Report every line from the material that contains the word "name".

─── Dataset entries

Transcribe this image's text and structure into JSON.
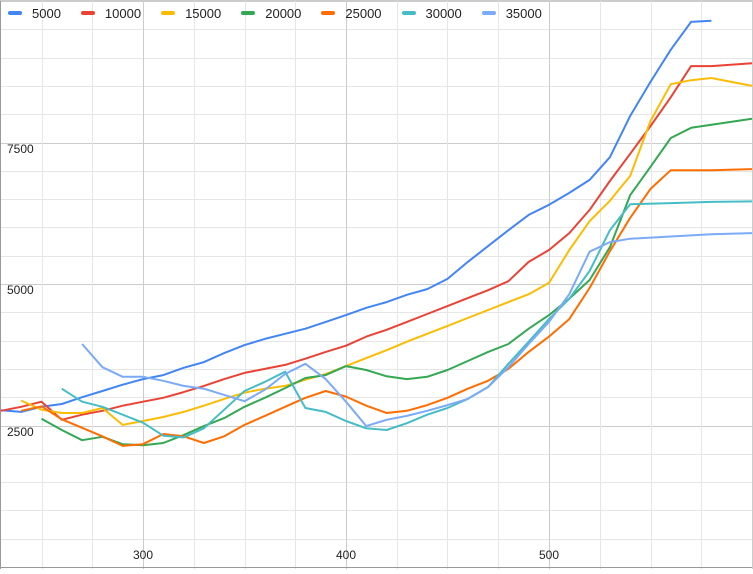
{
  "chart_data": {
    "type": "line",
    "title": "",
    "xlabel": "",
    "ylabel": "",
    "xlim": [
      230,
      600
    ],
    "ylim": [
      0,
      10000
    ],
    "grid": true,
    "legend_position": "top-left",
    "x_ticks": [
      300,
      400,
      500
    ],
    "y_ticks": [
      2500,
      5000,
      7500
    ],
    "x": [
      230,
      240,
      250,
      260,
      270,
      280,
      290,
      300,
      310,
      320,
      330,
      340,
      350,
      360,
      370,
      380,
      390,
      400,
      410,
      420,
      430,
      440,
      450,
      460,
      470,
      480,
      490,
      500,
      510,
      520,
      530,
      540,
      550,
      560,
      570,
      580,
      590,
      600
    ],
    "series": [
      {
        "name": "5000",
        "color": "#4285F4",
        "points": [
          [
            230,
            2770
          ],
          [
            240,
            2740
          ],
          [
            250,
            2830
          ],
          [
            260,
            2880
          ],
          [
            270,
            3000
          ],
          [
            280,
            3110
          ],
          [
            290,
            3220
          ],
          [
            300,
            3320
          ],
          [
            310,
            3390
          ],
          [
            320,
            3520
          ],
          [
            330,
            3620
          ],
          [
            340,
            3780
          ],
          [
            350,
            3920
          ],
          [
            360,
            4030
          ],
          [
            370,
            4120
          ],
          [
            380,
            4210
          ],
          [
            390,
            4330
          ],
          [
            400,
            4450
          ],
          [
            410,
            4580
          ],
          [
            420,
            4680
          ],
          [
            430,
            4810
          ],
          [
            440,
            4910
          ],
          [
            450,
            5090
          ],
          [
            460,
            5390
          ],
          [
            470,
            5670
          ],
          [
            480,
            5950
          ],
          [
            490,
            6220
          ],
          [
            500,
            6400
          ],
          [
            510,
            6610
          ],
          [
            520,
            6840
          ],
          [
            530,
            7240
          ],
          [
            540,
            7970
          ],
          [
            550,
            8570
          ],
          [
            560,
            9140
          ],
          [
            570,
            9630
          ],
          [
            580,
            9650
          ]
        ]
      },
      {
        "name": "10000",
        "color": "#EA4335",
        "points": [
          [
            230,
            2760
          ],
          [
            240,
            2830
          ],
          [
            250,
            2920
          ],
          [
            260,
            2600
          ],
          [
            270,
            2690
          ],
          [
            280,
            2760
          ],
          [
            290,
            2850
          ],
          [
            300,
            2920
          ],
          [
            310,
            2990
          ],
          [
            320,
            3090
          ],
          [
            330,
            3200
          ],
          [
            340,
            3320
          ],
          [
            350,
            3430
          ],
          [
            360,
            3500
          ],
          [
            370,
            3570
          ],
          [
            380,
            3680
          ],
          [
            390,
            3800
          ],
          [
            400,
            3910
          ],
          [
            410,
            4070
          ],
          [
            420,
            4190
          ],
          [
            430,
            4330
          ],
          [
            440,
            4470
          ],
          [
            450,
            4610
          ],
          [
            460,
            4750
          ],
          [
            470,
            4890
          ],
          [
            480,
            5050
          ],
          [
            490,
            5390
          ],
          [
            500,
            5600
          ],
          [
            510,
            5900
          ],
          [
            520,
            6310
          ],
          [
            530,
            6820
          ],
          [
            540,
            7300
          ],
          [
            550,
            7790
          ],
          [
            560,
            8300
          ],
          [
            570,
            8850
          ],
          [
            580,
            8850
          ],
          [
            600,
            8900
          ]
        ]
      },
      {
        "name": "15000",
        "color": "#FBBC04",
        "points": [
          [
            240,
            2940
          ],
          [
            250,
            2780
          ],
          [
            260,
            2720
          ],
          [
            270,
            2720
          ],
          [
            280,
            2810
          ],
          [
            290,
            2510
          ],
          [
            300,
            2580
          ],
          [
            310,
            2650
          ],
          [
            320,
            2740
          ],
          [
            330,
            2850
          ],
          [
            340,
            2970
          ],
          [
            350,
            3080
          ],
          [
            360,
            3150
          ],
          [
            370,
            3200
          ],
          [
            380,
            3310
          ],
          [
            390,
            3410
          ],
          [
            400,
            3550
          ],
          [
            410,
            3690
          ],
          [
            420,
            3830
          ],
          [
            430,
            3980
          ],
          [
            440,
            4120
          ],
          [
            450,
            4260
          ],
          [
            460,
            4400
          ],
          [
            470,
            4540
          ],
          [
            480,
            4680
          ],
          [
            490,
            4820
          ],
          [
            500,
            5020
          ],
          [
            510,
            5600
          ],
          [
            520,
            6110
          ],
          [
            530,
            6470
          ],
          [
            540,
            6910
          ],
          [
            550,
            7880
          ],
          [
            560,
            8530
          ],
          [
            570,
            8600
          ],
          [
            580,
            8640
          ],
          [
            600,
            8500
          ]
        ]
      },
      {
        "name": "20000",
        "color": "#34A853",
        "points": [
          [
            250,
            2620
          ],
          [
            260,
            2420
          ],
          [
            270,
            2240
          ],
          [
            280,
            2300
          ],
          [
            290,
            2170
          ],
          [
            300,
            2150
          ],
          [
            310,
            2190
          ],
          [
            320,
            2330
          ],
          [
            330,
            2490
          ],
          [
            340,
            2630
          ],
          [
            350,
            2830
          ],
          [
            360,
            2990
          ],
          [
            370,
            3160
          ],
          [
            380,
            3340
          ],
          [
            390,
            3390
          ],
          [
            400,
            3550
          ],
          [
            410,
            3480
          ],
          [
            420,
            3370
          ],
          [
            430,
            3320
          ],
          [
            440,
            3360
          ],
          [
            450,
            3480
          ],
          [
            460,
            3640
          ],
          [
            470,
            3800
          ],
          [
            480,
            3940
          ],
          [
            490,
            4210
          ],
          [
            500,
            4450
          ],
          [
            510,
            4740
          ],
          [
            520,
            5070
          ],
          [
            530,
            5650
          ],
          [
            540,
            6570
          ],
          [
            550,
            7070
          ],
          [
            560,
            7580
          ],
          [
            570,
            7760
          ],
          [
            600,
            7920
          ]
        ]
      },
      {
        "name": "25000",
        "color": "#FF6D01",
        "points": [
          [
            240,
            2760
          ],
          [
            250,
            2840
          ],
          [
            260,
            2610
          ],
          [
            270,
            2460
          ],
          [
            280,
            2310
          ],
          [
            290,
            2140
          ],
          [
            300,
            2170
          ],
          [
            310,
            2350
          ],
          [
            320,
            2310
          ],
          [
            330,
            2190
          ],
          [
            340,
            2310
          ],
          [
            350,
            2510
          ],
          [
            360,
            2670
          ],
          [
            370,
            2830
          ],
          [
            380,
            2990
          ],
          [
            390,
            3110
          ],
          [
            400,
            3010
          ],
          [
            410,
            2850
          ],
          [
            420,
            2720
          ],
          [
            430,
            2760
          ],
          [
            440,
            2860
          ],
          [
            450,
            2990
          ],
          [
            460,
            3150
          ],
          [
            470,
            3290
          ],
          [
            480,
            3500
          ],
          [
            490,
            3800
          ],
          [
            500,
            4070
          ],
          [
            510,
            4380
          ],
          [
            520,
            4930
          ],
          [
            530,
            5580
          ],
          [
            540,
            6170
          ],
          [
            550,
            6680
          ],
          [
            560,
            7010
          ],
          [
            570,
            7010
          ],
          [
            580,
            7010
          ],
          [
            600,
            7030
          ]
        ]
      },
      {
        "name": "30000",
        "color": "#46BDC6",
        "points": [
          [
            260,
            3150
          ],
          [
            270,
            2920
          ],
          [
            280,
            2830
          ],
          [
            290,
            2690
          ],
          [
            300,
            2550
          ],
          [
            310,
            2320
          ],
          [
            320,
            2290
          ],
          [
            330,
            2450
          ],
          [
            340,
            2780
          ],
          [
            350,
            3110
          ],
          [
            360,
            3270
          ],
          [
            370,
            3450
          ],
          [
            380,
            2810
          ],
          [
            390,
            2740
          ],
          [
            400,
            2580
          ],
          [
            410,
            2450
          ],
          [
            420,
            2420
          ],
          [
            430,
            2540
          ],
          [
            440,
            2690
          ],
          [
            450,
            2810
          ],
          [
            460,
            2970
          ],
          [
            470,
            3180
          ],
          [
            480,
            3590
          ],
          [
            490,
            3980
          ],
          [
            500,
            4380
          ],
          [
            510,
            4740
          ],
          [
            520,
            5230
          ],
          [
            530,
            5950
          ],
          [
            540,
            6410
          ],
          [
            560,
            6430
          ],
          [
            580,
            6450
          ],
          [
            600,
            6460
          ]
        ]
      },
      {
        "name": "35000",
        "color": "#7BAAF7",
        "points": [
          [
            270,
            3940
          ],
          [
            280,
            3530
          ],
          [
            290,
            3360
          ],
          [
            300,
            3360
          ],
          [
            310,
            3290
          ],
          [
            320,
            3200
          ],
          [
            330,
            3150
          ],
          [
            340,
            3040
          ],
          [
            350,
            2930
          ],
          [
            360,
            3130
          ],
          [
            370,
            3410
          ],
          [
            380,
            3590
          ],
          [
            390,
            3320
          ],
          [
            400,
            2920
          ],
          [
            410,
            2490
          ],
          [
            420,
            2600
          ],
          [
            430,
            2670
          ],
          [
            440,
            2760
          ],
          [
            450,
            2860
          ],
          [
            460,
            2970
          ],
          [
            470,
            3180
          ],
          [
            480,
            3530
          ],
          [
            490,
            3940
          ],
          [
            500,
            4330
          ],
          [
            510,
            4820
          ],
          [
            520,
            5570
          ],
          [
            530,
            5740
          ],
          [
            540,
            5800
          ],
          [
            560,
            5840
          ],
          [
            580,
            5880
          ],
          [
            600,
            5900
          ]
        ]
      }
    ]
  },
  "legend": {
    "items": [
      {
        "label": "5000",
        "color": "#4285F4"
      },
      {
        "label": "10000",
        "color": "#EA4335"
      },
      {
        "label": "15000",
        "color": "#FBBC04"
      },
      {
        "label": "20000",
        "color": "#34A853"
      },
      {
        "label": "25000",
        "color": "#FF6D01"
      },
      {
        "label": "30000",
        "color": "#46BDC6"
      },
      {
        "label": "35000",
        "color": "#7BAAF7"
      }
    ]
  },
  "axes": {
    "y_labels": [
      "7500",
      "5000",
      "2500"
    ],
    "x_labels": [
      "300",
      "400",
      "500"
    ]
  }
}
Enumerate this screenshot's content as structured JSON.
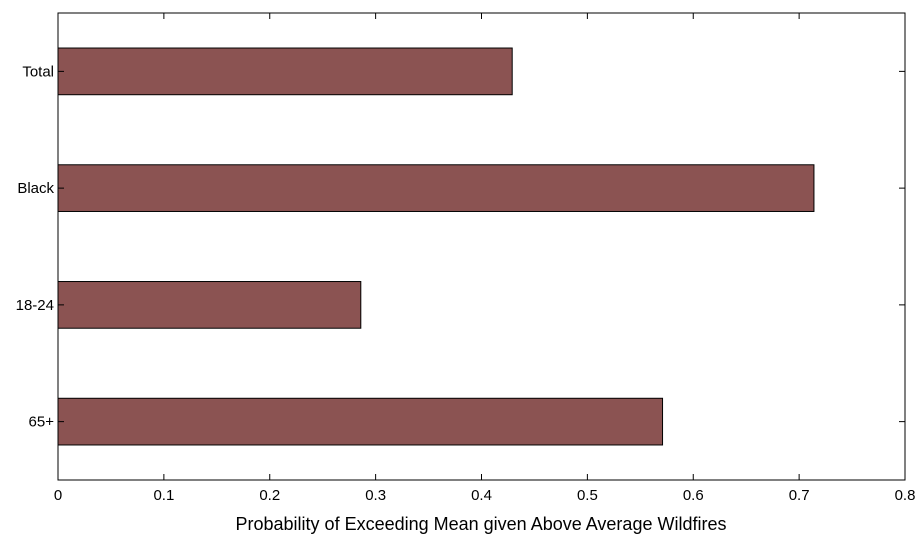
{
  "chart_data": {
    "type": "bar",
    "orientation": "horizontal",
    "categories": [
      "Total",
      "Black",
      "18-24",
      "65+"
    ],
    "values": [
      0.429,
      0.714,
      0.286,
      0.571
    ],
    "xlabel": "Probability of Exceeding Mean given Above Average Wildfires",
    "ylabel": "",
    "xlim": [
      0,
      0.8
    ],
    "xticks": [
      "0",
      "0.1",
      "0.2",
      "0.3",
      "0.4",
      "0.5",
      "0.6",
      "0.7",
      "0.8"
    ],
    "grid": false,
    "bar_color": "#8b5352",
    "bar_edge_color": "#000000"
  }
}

──────

• Answer to the exercise:
        "name": "5000",
        "name": "10000",
        "name": "15000",
        "name": "20000",
        "name": "25000",
        "name": "30000",
        "name": "35000",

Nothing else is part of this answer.